Goal :: Select and reproduce each line of the listing below that bears the string "What".

The data ::
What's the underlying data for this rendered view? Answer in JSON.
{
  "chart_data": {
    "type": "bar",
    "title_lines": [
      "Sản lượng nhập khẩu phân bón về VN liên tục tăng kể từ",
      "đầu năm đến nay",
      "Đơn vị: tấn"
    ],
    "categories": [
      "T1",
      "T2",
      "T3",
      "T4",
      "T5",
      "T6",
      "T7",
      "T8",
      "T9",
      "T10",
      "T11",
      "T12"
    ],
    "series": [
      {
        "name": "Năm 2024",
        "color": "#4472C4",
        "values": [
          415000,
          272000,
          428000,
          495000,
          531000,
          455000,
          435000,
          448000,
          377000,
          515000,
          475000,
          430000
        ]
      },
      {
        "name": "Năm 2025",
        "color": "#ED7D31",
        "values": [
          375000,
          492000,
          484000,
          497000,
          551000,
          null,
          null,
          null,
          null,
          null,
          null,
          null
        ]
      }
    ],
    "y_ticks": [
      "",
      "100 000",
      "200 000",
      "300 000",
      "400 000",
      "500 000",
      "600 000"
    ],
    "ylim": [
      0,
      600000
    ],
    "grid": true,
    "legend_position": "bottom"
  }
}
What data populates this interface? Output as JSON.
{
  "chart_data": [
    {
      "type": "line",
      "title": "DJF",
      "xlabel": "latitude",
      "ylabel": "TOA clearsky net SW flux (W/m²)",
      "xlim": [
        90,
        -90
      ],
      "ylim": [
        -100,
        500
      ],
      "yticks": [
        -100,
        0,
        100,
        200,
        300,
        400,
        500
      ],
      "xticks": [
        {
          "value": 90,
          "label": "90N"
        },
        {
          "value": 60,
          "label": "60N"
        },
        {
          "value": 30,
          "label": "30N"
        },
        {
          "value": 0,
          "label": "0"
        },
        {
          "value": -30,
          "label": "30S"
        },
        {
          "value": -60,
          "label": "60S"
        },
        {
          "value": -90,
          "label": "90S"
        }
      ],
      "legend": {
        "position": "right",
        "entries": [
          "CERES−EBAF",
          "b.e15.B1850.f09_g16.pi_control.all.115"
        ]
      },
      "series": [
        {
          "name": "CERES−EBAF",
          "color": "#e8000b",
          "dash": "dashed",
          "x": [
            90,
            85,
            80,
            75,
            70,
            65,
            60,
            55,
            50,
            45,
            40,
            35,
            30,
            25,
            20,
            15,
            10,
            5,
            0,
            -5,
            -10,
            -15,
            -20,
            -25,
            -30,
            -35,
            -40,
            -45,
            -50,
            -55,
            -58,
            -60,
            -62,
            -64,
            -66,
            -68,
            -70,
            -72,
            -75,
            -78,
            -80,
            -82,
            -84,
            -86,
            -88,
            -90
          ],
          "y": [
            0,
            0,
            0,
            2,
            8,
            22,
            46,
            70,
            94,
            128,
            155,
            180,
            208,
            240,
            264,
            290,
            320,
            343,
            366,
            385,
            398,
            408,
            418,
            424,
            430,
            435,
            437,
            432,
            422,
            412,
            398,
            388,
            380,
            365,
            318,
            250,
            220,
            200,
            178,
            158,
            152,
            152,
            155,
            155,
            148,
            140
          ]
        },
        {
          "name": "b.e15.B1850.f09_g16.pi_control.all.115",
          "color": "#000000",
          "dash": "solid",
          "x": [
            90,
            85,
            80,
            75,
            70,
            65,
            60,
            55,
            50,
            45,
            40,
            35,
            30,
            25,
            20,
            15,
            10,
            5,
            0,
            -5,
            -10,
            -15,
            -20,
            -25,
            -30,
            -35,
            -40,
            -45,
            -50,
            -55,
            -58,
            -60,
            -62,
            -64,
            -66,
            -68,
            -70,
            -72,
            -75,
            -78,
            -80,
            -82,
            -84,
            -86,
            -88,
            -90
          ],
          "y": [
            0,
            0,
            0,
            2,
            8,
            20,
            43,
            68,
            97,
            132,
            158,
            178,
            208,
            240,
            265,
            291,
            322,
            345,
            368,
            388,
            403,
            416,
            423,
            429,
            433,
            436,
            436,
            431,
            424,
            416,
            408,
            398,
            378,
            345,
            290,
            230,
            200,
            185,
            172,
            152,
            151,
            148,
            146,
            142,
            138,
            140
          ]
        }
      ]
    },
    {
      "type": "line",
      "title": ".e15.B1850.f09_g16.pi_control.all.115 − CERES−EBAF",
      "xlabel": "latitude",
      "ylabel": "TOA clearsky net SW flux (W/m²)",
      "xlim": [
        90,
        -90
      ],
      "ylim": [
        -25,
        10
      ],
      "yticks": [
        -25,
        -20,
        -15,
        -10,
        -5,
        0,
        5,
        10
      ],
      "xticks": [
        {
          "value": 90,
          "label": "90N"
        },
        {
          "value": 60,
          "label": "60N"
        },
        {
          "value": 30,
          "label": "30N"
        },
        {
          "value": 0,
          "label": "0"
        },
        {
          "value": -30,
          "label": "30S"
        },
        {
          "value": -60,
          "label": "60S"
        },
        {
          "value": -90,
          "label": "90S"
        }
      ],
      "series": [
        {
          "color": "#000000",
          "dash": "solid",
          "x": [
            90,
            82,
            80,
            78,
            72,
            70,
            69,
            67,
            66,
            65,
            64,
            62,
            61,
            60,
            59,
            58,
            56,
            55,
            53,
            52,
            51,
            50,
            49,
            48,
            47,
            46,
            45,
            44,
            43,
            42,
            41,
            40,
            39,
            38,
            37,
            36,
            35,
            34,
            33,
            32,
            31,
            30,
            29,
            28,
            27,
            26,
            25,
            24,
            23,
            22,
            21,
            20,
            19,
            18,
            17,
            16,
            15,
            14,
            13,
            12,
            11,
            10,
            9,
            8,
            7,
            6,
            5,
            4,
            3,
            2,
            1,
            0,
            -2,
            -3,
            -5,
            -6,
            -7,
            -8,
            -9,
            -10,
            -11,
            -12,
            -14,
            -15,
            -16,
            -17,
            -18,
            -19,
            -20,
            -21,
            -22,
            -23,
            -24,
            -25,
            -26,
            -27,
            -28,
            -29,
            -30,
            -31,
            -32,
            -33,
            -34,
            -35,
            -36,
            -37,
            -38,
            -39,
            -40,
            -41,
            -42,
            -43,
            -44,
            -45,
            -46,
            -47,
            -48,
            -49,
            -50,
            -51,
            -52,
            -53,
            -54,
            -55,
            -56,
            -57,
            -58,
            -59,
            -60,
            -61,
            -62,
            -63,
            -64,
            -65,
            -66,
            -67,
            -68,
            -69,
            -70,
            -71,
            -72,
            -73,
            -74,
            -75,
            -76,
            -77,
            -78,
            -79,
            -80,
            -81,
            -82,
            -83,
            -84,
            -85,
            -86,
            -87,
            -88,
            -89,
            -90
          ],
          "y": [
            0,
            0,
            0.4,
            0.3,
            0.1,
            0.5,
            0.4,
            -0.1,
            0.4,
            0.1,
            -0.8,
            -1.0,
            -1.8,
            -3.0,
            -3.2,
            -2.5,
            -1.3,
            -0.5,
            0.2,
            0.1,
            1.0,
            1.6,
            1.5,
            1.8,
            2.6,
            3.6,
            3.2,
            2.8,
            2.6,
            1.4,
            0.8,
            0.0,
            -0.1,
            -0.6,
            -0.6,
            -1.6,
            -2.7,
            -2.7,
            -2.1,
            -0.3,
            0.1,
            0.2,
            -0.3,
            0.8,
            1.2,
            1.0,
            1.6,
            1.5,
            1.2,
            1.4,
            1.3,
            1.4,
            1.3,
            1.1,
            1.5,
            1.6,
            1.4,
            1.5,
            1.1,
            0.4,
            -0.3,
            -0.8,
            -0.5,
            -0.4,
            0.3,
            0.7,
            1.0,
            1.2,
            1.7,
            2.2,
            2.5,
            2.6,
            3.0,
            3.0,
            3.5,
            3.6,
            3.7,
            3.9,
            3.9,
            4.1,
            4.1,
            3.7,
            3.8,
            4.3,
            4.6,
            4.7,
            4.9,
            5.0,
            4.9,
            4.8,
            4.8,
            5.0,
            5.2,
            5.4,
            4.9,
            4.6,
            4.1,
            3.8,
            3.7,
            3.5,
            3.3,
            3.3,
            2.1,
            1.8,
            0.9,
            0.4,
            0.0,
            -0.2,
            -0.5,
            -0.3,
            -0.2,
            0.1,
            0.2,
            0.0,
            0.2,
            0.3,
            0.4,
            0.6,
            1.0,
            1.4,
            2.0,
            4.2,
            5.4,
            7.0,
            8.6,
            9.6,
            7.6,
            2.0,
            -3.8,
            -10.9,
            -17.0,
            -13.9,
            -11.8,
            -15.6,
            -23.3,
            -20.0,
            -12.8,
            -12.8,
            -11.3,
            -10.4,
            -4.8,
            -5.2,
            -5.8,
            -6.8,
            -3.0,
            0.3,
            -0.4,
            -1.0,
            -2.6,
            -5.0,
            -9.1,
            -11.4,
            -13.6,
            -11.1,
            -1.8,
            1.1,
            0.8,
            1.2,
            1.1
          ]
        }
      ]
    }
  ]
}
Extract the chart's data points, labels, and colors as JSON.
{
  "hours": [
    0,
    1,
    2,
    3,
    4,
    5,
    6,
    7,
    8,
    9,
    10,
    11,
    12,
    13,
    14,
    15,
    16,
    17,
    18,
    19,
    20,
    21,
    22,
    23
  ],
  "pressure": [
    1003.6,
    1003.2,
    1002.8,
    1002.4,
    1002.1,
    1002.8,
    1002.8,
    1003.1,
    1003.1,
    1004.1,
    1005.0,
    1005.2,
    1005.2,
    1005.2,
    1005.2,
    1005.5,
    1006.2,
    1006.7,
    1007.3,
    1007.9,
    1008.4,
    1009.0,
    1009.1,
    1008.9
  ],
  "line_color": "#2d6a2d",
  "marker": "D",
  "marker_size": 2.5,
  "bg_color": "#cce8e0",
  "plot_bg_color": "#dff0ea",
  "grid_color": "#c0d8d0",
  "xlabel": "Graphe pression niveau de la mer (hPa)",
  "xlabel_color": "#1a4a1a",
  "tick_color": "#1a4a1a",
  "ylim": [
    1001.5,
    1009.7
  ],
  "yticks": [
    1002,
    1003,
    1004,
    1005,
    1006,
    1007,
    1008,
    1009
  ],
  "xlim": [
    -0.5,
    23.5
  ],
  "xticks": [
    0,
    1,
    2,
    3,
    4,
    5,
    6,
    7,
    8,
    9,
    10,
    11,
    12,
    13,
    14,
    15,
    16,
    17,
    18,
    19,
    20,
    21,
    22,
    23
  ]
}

Result for this task ::
What's the underlying data for this rendered view? Answer in JSON.
What data populates this interface? Output as JSON.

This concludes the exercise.